▶ **Task requirements**: Each record is to be transcribed exactly.

** START Extracted information **

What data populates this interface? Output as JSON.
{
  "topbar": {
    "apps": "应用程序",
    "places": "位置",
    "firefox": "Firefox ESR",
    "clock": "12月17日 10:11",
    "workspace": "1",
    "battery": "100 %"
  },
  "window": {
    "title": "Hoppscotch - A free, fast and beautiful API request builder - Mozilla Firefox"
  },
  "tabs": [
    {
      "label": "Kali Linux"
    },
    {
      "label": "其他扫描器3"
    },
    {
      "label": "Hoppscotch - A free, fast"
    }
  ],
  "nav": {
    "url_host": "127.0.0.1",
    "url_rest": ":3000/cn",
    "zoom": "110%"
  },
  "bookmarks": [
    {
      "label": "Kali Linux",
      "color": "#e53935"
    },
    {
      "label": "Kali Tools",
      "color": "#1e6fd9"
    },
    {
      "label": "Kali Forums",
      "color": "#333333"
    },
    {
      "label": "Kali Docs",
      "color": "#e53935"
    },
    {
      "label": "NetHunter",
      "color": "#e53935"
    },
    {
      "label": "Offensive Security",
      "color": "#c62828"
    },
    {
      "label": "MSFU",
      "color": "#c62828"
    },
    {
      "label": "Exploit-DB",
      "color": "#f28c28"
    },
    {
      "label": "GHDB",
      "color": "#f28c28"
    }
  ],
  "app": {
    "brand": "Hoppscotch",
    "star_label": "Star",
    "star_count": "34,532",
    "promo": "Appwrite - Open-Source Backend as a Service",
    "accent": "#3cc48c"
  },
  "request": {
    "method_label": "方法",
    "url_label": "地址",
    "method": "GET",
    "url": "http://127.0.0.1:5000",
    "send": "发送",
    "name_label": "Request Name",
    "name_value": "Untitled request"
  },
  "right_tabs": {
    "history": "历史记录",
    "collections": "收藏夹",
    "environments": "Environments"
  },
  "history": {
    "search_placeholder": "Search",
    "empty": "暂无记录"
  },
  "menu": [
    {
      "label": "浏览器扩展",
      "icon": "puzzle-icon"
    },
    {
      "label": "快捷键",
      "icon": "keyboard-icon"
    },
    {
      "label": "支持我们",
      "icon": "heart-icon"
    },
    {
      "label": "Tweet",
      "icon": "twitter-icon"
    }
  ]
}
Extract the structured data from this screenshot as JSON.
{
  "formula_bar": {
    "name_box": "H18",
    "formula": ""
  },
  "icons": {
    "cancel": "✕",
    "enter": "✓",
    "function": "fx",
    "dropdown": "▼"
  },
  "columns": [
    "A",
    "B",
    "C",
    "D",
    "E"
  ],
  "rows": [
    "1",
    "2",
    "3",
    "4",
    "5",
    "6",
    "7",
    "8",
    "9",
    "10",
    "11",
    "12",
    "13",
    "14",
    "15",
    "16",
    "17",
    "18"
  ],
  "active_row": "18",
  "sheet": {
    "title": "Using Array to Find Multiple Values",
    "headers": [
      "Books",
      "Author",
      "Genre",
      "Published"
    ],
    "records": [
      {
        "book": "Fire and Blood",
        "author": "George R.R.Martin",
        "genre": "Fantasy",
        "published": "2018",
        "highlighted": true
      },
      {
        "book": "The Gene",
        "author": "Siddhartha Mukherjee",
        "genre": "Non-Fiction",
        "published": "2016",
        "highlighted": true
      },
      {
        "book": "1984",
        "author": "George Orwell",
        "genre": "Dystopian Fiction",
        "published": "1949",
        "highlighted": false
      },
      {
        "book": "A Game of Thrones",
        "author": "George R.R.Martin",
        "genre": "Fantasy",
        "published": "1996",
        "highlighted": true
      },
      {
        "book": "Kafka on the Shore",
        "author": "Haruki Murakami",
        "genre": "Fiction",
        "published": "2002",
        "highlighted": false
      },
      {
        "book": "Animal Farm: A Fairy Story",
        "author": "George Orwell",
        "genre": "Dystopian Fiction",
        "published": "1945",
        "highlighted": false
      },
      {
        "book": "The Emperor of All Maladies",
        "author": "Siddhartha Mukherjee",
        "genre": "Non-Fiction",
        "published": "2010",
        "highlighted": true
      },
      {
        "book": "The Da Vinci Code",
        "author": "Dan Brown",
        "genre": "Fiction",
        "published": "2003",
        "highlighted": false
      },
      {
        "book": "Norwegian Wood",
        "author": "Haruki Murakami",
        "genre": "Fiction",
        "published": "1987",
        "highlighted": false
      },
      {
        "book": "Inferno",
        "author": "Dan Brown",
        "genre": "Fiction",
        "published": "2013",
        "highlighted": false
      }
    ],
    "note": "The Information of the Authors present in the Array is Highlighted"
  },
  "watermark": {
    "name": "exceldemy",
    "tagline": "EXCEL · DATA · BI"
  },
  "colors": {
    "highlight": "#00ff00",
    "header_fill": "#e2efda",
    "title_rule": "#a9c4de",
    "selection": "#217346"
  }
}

** END Extracted information **

▶ **Solution to this task**:
What data populates this interface? Output as JSON.
{
  "topbar": {
    "apps": "应用程序",
    "places": "位置",
    "firefox": "Firefox ESR",
    "clock": "12月17日 10:11",
    "workspace": "1",
    "battery": "100 %"
  },
  "window": {
    "title": "Hoppscotch - A free, fast and beautiful API request builder - Mozilla Firefox"
  },
  "tabs": [
    {
      "label": "Kali Linux"
    },
    {
      "label": "其他扫描器3"
    },
    {
      "label": "Hoppscotch - A free, fast"
    }
  ],
  "nav": {
    "url_host": "127.0.0.1",
    "url_rest": ":3000/cn",
    "zoom": "110%"
  },
  "bookmarks": [
    {
      "label": "Kali Linux",
      "color": "#e53935"
    },
    {
      "label": "Kali Tools",
      "color": "#1e6fd9"
    },
    {
      "label": "Kali Forums",
      "color": "#333333"
    },
    {
      "label": "Kali Docs",
      "color": "#e53935"
    },
    {
      "label": "NetHunter",
      "color": "#e53935"
    },
    {
      "label": "Offensive Security",
      "color": "#c62828"
    },
    {
      "label": "MSFU",
      "color": "#c62828"
    },
    {
      "label": "Exploit-DB",
      "color": "#f28c28"
    },
    {
      "label": "GHDB",
      "color": "#f28c28"
    }
  ],
  "app": {
    "brand": "Hoppscotch",
    "star_label": "Star",
    "star_count": "34,532",
    "promo": "Appwrite - Open-Source Backend as a Service",
    "accent": "#3cc48c"
  },
  "request": {
    "method_label": "方法",
    "url_label": "地址",
    "method": "GET",
    "url": "http://127.0.0.1:5000",
    "send": "发送",
    "name_label": "Request Name",
    "name_value": "Untitled request"
  },
  "right_tabs": {
    "history": "历史记录",
    "collections": "收藏夹",
    "environments": "Environments"
  },
  "history": {
    "search_placeholder": "Search",
    "empty": "暂无记录"
  },
  "menu": [
    {
      "label": "浏览器扩展",
      "icon": "puzzle-icon"
    },
    {
      "label": "快捷键",
      "icon": "keyboard-icon"
    },
    {
      "label": "支持我们",
      "icon": "heart-icon"
    },
    {
      "label": "Tweet",
      "icon": "twitter-icon"
    }
  ]
}
Extract the structured data from this screenshot as JSON.
{
  "formula_bar": {
    "name_box": "H18",
    "formula": ""
  },
  "icons": {
    "cancel": "✕",
    "enter": "✓",
    "function": "fx",
    "dropdown": "▼"
  },
  "columns": [
    "A",
    "B",
    "C",
    "D",
    "E"
  ],
  "rows": [
    "1",
    "2",
    "3",
    "4",
    "5",
    "6",
    "7",
    "8",
    "9",
    "10",
    "11",
    "12",
    "13",
    "14",
    "15",
    "16",
    "17",
    "18"
  ],
  "active_row": "18",
  "sheet": {
    "title": "Using Array to Find Multiple Values",
    "headers": [
      "Books",
      "Author",
      "Genre",
      "Published"
    ],
    "records": [
      {
        "book": "Fire and Blood",
        "author": "George R.R.Martin",
        "genre": "Fantasy",
        "published": "2018",
        "highlighted": true
      },
      {
        "book": "The Gene",
        "author": "Siddhartha Mukherjee",
        "genre": "Non-Fiction",
        "published": "2016",
        "highlighted": true
      },
      {
        "book": "1984",
        "author": "George Orwell",
        "genre": "Dystopian Fiction",
        "published": "1949",
        "highlighted": false
      },
      {
        "book": "A Game of Thrones",
        "author": "George R.R.Martin",
        "genre": "Fantasy",
        "published": "1996",
        "highlighted": true
      },
      {
        "book": "Kafka on the Shore",
        "author": "Haruki Murakami",
        "genre": "Fiction",
        "published": "2002",
        "highlighted": false
      },
      {
        "book": "Animal Farm: A Fairy Story",
        "author": "George Orwell",
        "genre": "Dystopian Fiction",
        "published": "1945",
        "highlighted": false
      },
      {
        "book": "The Emperor of All Maladies",
        "author": "Siddhartha Mukherjee",
        "genre": "Non-Fiction",
        "published": "2010",
        "highlighted": true
      },
      {
        "book": "The Da Vinci Code",
        "author": "Dan Brown",
        "genre": "Fiction",
        "published": "2003",
        "highlighted": false
      },
      {
        "book": "Norwegian Wood",
        "author": "Haruki Murakami",
        "genre": "Fiction",
        "published": "1987",
        "highlighted": false
      },
      {
        "book": "Inferno",
        "author": "Dan Brown",
        "genre": "Fiction",
        "published": "2013",
        "highlighted": false
      }
    ],
    "note": "The Information of the Authors present in the Array is Highlighted"
  },
  "watermark": {
    "name": "exceldemy",
    "tagline": "EXCEL · DATA · BI"
  },
  "colors": {
    "highlight": "#00ff00",
    "header_fill": "#e2efda",
    "title_rule": "#a9c4de",
    "selection": "#217346"
  }
}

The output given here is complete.